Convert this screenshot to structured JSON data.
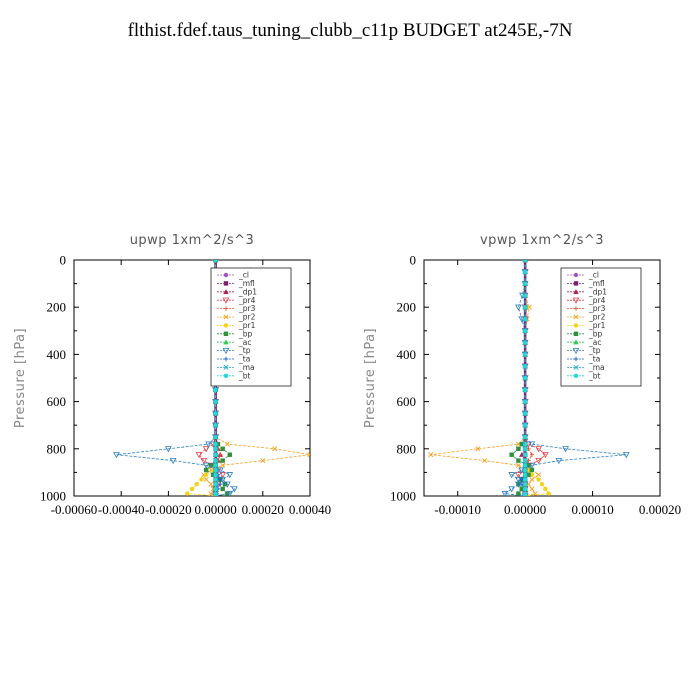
{
  "title": "flthist.fdef.taus_tuning_clubb_c11p  BUDGET at245E,-7N",
  "legend_labels": [
    "_cl",
    "_mfl",
    "_dp1",
    "_pr4",
    "_pr3",
    "_pr2",
    "_pr1",
    "_bp",
    "_ac",
    "_tp",
    "_ta",
    "_ma",
    "_bt"
  ],
  "colors": {
    "_cl": "#9a55c8",
    "_mfl": "#7a1f6e",
    "_dp1": "#b0245a",
    "_pr4": "#e0404a",
    "_pr3": "#e8552c",
    "_pr2": "#f5a020",
    "_pr1": "#f4d21a",
    "_bp": "#2f8f3a",
    "_ac": "#33cc55",
    "_tp": "#2a7fc0",
    "_ta": "#1e60d0",
    "_ma": "#20a8c8",
    "_bt": "#22d8d8"
  },
  "chart_data": [
    {
      "type": "line",
      "title": "upwp   1xm^2/s^3",
      "ylabel": "Pressure [hPa]",
      "xlim": [
        -0.0006,
        0.0004
      ],
      "ylim": [
        1000,
        0
      ],
      "xticks": [
        "-0.00060",
        "-0.00040",
        "-0.00020",
        "0.00000",
        "0.00020",
        "0.00040"
      ],
      "yticks": [
        "0",
        "200",
        "400",
        "600",
        "800",
        "1000"
      ],
      "legend": "top-right",
      "y": [
        0,
        50,
        100,
        150,
        200,
        250,
        300,
        350,
        400,
        450,
        500,
        550,
        600,
        650,
        700,
        750,
        780,
        800,
        825,
        850,
        870,
        890,
        910,
        930,
        950,
        970,
        990,
        1000
      ],
      "series": [
        {
          "name": "_cl",
          "values": [
            0,
            0,
            0,
            0,
            0,
            0,
            0,
            0,
            0,
            0,
            0,
            0,
            0,
            0,
            0,
            0,
            0,
            0,
            0,
            0,
            0,
            0,
            0,
            0,
            0,
            0,
            0,
            0
          ]
        },
        {
          "name": "_mfl",
          "values": [
            0,
            0,
            0,
            0,
            0,
            0,
            0,
            0,
            0,
            0,
            0,
            0,
            0,
            0,
            0,
            0,
            0,
            0,
            0,
            0,
            0,
            0,
            0,
            0,
            0,
            0,
            0,
            0
          ]
        },
        {
          "name": "_dp1",
          "values": [
            0,
            0,
            0,
            0,
            0,
            0,
            0,
            0,
            0,
            0,
            0,
            0,
            0,
            0,
            0,
            0,
            0,
            1e-05,
            2e-05,
            1e-05,
            0,
            0,
            0,
            0,
            0,
            0,
            0,
            0
          ]
        },
        {
          "name": "_pr4",
          "values": [
            0,
            0,
            0,
            0,
            0,
            0,
            0,
            0,
            0,
            0,
            0,
            0,
            0,
            0,
            0,
            0,
            -1e-05,
            -4e-05,
            -7e-05,
            -5e-05,
            -2e-05,
            1e-05,
            3e-05,
            2e-05,
            1e-05,
            0,
            0,
            0
          ]
        },
        {
          "name": "_pr3",
          "values": [
            0,
            0,
            0,
            0,
            0,
            0,
            0,
            0,
            0,
            0,
            0,
            0,
            0,
            0,
            0,
            0,
            0,
            1e-05,
            2e-05,
            1e-05,
            0,
            0,
            0,
            0,
            0,
            0,
            0,
            0
          ]
        },
        {
          "name": "_pr2",
          "values": [
            0,
            0,
            0,
            0,
            -1e-05,
            0,
            0,
            0,
            0,
            0,
            0,
            0,
            0,
            0,
            0,
            0,
            5e-05,
            0.00025,
            0.0004,
            0.0002,
            3e-05,
            -2e-05,
            -5e-05,
            -4e-05,
            -2e-05,
            -1e-05,
            -2e-05,
            0
          ]
        },
        {
          "name": "_pr1",
          "values": [
            0,
            0,
            0,
            0,
            0,
            0,
            0,
            0,
            0,
            0,
            0,
            0,
            0,
            0,
            0,
            0,
            0,
            0,
            0,
            0,
            0,
            -1e-05,
            -4e-05,
            -6e-05,
            -8e-05,
            -0.0001,
            -0.00012,
            0
          ]
        },
        {
          "name": "_bp",
          "values": [
            0,
            0,
            0,
            0,
            0,
            0,
            0,
            0,
            0,
            0,
            0,
            0,
            0,
            0,
            0,
            0,
            1e-05,
            3e-05,
            6e-05,
            3e-05,
            -2e-05,
            -4e-05,
            -1e-05,
            2e-05,
            4e-05,
            3e-05,
            5e-05,
            0
          ]
        },
        {
          "name": "_ac",
          "values": [
            0,
            0,
            0,
            0,
            0,
            0,
            0,
            0,
            0,
            0,
            0,
            0,
            0,
            0,
            0,
            0,
            0,
            0,
            0,
            0,
            0,
            0,
            0,
            0,
            0,
            0,
            0,
            0
          ]
        },
        {
          "name": "_tp",
          "values": [
            0,
            0,
            0,
            0,
            0,
            0,
            0,
            0,
            0,
            0,
            0,
            0,
            0,
            0,
            0,
            0,
            -3e-05,
            -0.0002,
            -0.00042,
            -0.00018,
            -4e-05,
            2e-05,
            6e-05,
            3e-05,
            5e-05,
            8e-05,
            6e-05,
            0
          ]
        },
        {
          "name": "_ta",
          "values": [
            0,
            0,
            0,
            0,
            0,
            0,
            0,
            0,
            0,
            0,
            0,
            0,
            0,
            0,
            0,
            0,
            0,
            0,
            0,
            0,
            0,
            0,
            1e-05,
            2e-05,
            2e-05,
            1e-05,
            0,
            0
          ]
        },
        {
          "name": "_ma",
          "values": [
            0,
            0,
            0,
            0,
            0,
            0,
            0,
            0,
            0,
            0,
            0,
            0,
            0,
            0,
            0,
            0,
            0,
            0,
            0,
            0,
            0,
            0,
            0,
            0,
            0,
            0,
            0,
            0
          ]
        },
        {
          "name": "_bt",
          "values": [
            0,
            0,
            0,
            0,
            0,
            0,
            0,
            0,
            0,
            0,
            0,
            0,
            0,
            0,
            0,
            0,
            0,
            0,
            0,
            0,
            0,
            0,
            0,
            0,
            0,
            0,
            0,
            0
          ]
        }
      ]
    },
    {
      "type": "line",
      "title": "vpwp   1xm^2/s^3",
      "ylabel": "Pressure [hPa]",
      "xlim": [
        -0.00015,
        0.0002
      ],
      "ylim": [
        1000,
        0
      ],
      "xticks": [
        "-0.00010",
        "0.00000",
        "0.00010",
        "0.00020"
      ],
      "xtick_values": [
        -0.0001,
        0,
        0.0001,
        0.0002
      ],
      "yticks": [
        "0",
        "200",
        "400",
        "600",
        "800",
        "1000"
      ],
      "legend": "top-right",
      "y": [
        0,
        50,
        100,
        150,
        200,
        250,
        300,
        350,
        400,
        450,
        500,
        550,
        600,
        650,
        700,
        750,
        780,
        800,
        825,
        850,
        870,
        890,
        910,
        930,
        950,
        970,
        990,
        1000
      ],
      "series": [
        {
          "name": "_cl",
          "values": [
            0,
            0,
            0,
            0,
            0,
            0,
            0,
            0,
            0,
            0,
            0,
            0,
            0,
            0,
            0,
            0,
            0,
            0,
            0,
            0,
            0,
            0,
            0,
            0,
            0,
            0,
            0,
            0
          ]
        },
        {
          "name": "_mfl",
          "values": [
            0,
            0,
            0,
            0,
            0,
            0,
            0,
            0,
            0,
            0,
            0,
            0,
            0,
            0,
            0,
            0,
            0,
            0,
            0,
            0,
            0,
            0,
            0,
            0,
            0,
            0,
            0,
            0
          ]
        },
        {
          "name": "_dp1",
          "values": [
            0,
            0,
            0,
            0,
            0,
            0,
            0,
            0,
            0,
            0,
            0,
            0,
            0,
            0,
            0,
            0,
            0,
            0,
            -5e-06,
            0,
            0,
            0,
            0,
            0,
            0,
            0,
            0,
            0
          ]
        },
        {
          "name": "_pr4",
          "values": [
            0,
            0,
            0,
            0,
            0,
            0,
            0,
            0,
            0,
            0,
            0,
            0,
            0,
            0,
            0,
            0,
            5e-06,
            2e-05,
            3e-05,
            2e-05,
            5e-06,
            -5e-06,
            -1e-05,
            -5e-06,
            0,
            0,
            0,
            0
          ]
        },
        {
          "name": "_pr3",
          "values": [
            0,
            0,
            0,
            0,
            0,
            0,
            0,
            0,
            0,
            0,
            0,
            0,
            0,
            0,
            0,
            0,
            0,
            5e-06,
            1e-05,
            5e-06,
            0,
            0,
            0,
            0,
            0,
            0,
            0,
            0
          ]
        },
        {
          "name": "_pr2",
          "values": [
            0,
            0,
            0,
            0,
            6e-06,
            3e-06,
            0,
            0,
            0,
            0,
            0,
            0,
            0,
            0,
            0,
            0,
            -1e-05,
            -7e-05,
            -0.00014,
            -6e-05,
            -1e-05,
            1e-05,
            2e-05,
            1e-05,
            5e-06,
            1e-05,
            1.5e-05,
            0
          ]
        },
        {
          "name": "_pr1",
          "values": [
            0,
            0,
            0,
            0,
            3e-06,
            0,
            0,
            0,
            0,
            0,
            0,
            0,
            0,
            0,
            0,
            0,
            0,
            0,
            0,
            0,
            0,
            5e-06,
            1e-05,
            2e-05,
            2.5e-05,
            3e-05,
            3.5e-05,
            0
          ]
        },
        {
          "name": "_bp",
          "values": [
            0,
            0,
            0,
            0,
            0,
            0,
            0,
            0,
            0,
            0,
            0,
            0,
            0,
            0,
            0,
            0,
            -5e-06,
            -1e-05,
            -2e-05,
            -1e-05,
            5e-06,
            1e-05,
            5e-06,
            -5e-06,
            -1e-05,
            -5e-06,
            -1e-05,
            0
          ]
        },
        {
          "name": "_ac",
          "values": [
            0,
            0,
            0,
            0,
            0,
            0,
            0,
            0,
            0,
            0,
            0,
            0,
            0,
            0,
            0,
            0,
            0,
            0,
            0,
            0,
            0,
            0,
            0,
            0,
            0,
            0,
            0,
            0
          ]
        },
        {
          "name": "_tp",
          "values": [
            0,
            0,
            0,
            -4e-06,
            -1e-05,
            -5e-06,
            0,
            0,
            0,
            0,
            0,
            0,
            0,
            0,
            0,
            0,
            1e-05,
            6e-05,
            0.00015,
            5e-05,
            1e-05,
            -5e-06,
            -2e-05,
            -1e-05,
            -1e-05,
            -2e-05,
            -3e-05,
            0
          ]
        },
        {
          "name": "_ta",
          "values": [
            0,
            0,
            0,
            0,
            0,
            0,
            0,
            0,
            0,
            0,
            0,
            0,
            0,
            0,
            0,
            0,
            0,
            0,
            0,
            0,
            0,
            0,
            0,
            -5e-06,
            -5e-06,
            0,
            0,
            0
          ]
        },
        {
          "name": "_ma",
          "values": [
            0,
            0,
            0,
            0,
            0,
            0,
            0,
            0,
            0,
            0,
            0,
            0,
            0,
            0,
            0,
            0,
            0,
            0,
            0,
            0,
            0,
            0,
            0,
            0,
            0,
            0,
            0,
            0
          ]
        },
        {
          "name": "_bt",
          "values": [
            0,
            0,
            0,
            0,
            0,
            0,
            0,
            0,
            0,
            0,
            0,
            0,
            0,
            0,
            0,
            0,
            0,
            0,
            0,
            0,
            0,
            0,
            0,
            0,
            0,
            0,
            0,
            0
          ]
        }
      ]
    }
  ]
}
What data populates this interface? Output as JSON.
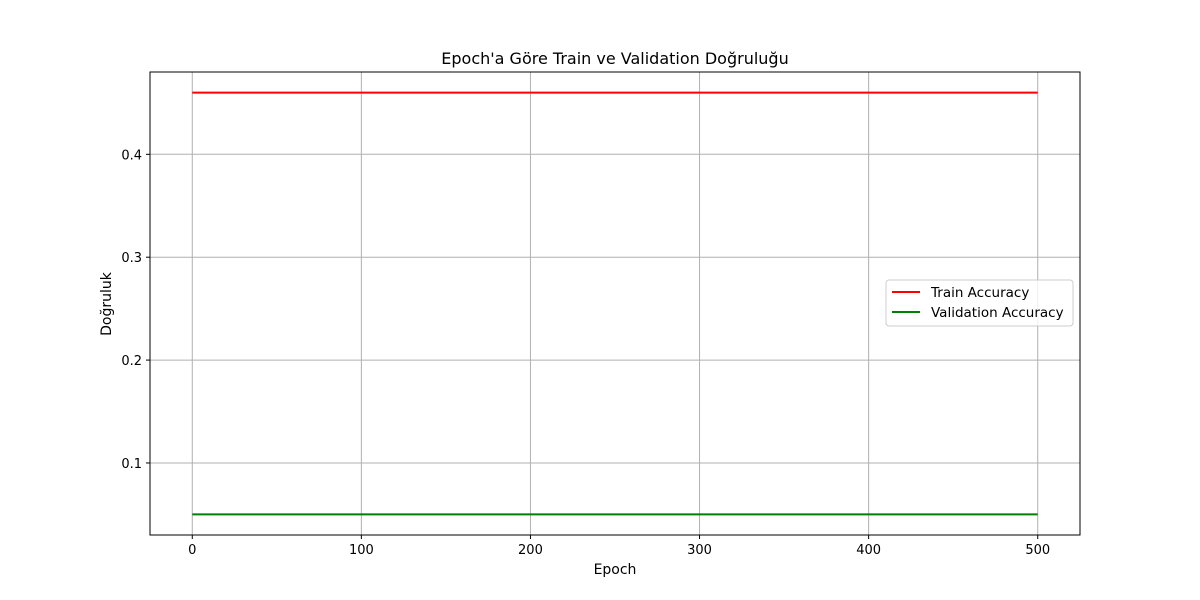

- - - -

**What needs to be done**
Reproduce every line of the listing above in which the string "JSON" appears.

**Solution**
Convert this screenshot to structured JSON data.
What data populates this interface? Output as JSON.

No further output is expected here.